**GOAL OF THE EXERCISE**
Show each line of the data below that has the string "другие" in it.

**RECORDS FOR THIS TASK**
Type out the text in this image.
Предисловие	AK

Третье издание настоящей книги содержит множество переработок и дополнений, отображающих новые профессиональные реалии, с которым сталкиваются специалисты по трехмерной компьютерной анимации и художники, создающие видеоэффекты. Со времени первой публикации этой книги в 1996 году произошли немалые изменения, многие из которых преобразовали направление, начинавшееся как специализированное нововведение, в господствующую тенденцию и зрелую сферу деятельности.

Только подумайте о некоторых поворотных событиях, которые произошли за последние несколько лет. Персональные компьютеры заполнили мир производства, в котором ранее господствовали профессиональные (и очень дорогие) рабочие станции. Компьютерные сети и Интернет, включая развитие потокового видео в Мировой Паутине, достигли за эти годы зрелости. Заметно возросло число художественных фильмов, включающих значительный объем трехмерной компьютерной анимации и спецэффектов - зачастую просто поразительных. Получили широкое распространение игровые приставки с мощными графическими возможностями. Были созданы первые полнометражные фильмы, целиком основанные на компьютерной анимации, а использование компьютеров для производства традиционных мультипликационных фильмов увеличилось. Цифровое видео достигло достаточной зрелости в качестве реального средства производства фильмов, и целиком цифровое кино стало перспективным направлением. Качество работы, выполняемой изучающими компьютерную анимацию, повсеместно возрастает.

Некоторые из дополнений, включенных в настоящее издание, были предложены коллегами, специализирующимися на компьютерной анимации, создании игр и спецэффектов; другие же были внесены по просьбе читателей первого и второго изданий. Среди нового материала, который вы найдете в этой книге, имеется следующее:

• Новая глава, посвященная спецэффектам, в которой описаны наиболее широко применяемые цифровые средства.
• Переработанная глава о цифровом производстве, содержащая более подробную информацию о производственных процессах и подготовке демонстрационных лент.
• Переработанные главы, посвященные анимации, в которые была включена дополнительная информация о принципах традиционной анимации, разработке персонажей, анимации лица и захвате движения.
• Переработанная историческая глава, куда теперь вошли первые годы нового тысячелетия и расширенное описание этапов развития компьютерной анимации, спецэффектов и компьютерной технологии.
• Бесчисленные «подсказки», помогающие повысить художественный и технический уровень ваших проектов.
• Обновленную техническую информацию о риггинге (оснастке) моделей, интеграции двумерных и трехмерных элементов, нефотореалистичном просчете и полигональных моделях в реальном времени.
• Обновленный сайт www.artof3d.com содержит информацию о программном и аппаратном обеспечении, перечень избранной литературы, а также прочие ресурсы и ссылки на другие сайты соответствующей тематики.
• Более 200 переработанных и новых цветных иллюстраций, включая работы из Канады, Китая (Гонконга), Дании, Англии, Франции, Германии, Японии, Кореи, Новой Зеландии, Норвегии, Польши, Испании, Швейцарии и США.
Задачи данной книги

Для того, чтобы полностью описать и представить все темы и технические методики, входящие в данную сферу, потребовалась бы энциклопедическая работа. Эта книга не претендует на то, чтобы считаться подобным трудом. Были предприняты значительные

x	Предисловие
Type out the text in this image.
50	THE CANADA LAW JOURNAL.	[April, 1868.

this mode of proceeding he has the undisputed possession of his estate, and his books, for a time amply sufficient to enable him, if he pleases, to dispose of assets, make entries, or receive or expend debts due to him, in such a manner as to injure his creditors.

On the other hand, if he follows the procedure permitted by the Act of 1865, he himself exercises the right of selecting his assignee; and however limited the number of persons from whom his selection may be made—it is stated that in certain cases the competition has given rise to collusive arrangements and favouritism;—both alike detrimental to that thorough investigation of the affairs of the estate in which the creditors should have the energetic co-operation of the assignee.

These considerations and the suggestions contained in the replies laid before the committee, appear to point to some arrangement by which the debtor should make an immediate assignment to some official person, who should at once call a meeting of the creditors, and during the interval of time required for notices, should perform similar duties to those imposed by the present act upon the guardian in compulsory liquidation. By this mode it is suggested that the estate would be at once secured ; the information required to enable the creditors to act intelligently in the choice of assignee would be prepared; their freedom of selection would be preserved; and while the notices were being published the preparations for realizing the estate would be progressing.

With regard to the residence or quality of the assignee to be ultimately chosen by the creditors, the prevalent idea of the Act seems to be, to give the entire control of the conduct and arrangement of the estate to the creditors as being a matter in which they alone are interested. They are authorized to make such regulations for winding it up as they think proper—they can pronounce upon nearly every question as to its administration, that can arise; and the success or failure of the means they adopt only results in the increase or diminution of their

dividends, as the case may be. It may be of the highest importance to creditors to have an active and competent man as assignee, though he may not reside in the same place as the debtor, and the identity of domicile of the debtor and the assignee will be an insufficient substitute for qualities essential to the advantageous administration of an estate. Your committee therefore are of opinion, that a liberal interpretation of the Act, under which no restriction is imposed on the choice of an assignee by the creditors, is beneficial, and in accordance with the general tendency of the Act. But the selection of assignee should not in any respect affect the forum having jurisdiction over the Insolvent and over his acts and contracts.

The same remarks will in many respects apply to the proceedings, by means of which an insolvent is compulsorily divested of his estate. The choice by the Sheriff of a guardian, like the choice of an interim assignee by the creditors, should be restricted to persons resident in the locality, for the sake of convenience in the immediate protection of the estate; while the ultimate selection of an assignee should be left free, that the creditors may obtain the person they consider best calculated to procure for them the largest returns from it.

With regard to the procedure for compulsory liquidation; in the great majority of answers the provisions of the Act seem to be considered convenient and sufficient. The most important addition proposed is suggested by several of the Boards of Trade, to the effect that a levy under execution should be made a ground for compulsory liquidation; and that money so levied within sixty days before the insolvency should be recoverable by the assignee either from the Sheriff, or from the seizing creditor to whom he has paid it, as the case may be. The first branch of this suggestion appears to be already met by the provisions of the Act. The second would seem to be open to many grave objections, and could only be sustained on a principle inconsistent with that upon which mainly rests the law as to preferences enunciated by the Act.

**FINISHED TASK**
Некоторые из дополнений, включенных в настоящее издание, были предложены коллегами, специализирующимися на компьютерной анимации, создании игр и спецэффектов; другие же были внесены по просьбе читателей первого и второго изданий. Среди нового материала, который вы найдете в этой книге, имеется следующее:
• Обновленный сайт www.artof3d.com содержит информацию о программном и аппаратном обеспечении, перечень избранной литературы, а также прочие ресурсы и ссылки на другие сайты соответствующей тематики.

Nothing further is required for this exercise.